DIRECTION
Repeat each line exactly, leaving nothing out.

Records from a collection
____
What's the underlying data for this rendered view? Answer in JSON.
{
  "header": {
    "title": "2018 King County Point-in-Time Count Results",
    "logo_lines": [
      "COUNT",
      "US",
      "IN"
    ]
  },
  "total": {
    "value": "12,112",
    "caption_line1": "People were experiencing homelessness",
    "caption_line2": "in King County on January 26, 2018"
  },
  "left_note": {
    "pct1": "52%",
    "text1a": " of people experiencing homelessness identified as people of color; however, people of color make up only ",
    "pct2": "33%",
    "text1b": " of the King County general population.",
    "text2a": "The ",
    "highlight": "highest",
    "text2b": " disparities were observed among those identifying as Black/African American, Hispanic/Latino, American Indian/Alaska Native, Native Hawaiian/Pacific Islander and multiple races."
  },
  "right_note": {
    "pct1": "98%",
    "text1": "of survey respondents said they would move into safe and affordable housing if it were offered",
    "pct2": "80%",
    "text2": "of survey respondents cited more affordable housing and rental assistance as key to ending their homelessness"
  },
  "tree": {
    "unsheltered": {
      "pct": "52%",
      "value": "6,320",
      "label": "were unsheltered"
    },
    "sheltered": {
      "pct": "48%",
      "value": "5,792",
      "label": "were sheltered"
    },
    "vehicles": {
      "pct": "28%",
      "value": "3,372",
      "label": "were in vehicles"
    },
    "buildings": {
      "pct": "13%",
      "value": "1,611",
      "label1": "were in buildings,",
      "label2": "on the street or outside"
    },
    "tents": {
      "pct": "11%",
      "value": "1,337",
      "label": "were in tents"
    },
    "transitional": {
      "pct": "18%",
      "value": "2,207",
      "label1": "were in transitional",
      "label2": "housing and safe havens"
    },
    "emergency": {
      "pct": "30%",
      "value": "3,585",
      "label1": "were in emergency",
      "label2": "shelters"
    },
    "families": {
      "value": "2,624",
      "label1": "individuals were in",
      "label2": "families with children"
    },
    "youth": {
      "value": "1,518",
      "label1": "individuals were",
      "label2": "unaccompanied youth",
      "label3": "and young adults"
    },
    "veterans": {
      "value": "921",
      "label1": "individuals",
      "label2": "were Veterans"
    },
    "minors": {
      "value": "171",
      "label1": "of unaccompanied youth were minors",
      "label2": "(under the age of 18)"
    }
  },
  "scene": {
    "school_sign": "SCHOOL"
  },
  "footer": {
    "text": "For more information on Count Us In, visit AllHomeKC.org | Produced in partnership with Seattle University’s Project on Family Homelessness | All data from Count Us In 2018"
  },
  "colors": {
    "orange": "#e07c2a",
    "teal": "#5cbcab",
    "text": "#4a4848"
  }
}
____
FINISHED TASK
What's the underlying data for this rendered view? Answer in JSON.
{
  "header": {
    "title": "2018 King County Point-in-Time Count Results",
    "logo_lines": [
      "COUNT",
      "US",
      "IN"
    ]
  },
  "total": {
    "value": "12,112",
    "caption_line1": "People were experiencing homelessness",
    "caption_line2": "in King County on January 26, 2018"
  },
  "left_note": {
    "pct1": "52%",
    "text1a": " of people experiencing homelessness identified as people of color; however, people of color make up only ",
    "pct2": "33%",
    "text1b": " of the King County general population.",
    "text2a": "The ",
    "highlight": "highest",
    "text2b": " disparities were observed among those identifying as Black/African American, Hispanic/Latino, American Indian/Alaska Native, Native Hawaiian/Pacific Islander and multiple races."
  },
  "right_note": {
    "pct1": "98%",
    "text1": "of survey respondents said they would move into safe and affordable housing if it were offered",
    "pct2": "80%",
    "text2": "of survey respondents cited more affordable housing and rental assistance as key to ending their homelessness"
  },
  "tree": {
    "unsheltered": {
      "pct": "52%",
      "value": "6,320",
      "label": "were unsheltered"
    },
    "sheltered": {
      "pct": "48%",
      "value": "5,792",
      "label": "were sheltered"
    },
    "vehicles": {
      "pct": "28%",
      "value": "3,372",
      "label": "were in vehicles"
    },
    "buildings": {
      "pct": "13%",
      "value": "1,611",
      "label1": "were in buildings,",
      "label2": "on the street or outside"
    },
    "tents": {
      "pct": "11%",
      "value": "1,337",
      "label": "were in tents"
    },
    "transitional": {
      "pct": "18%",
      "value": "2,207",
      "label1": "were in transitional",
      "label2": "housing and safe havens"
    },
    "emergency": {
      "pct": "30%",
      "value": "3,585",
      "label1": "were in emergency",
      "label2": "shelters"
    },
    "families": {
      "value": "2,624",
      "label1": "individuals were in",
      "label2": "families with children"
    },
    "youth": {
      "value": "1,518",
      "label1": "individuals were",
      "label2": "unaccompanied youth",
      "label3": "and young adults"
    },
    "veterans": {
      "value": "921",
      "label1": "individuals",
      "label2": "were Veterans"
    },
    "minors": {
      "value": "171",
      "label1": "of unaccompanied youth were minors",
      "label2": "(under the age of 18)"
    }
  },
  "scene": {
    "school_sign": "SCHOOL"
  },
  "footer": {
    "text": "For more information on Count Us In, visit AllHomeKC.org | Produced in partnership with Seattle University’s Project on Family Homelessness | All data from Count Us In 2018"
  },
  "colors": {
    "orange": "#e07c2a",
    "teal": "#5cbcab",
    "text": "#4a4848"
  }
}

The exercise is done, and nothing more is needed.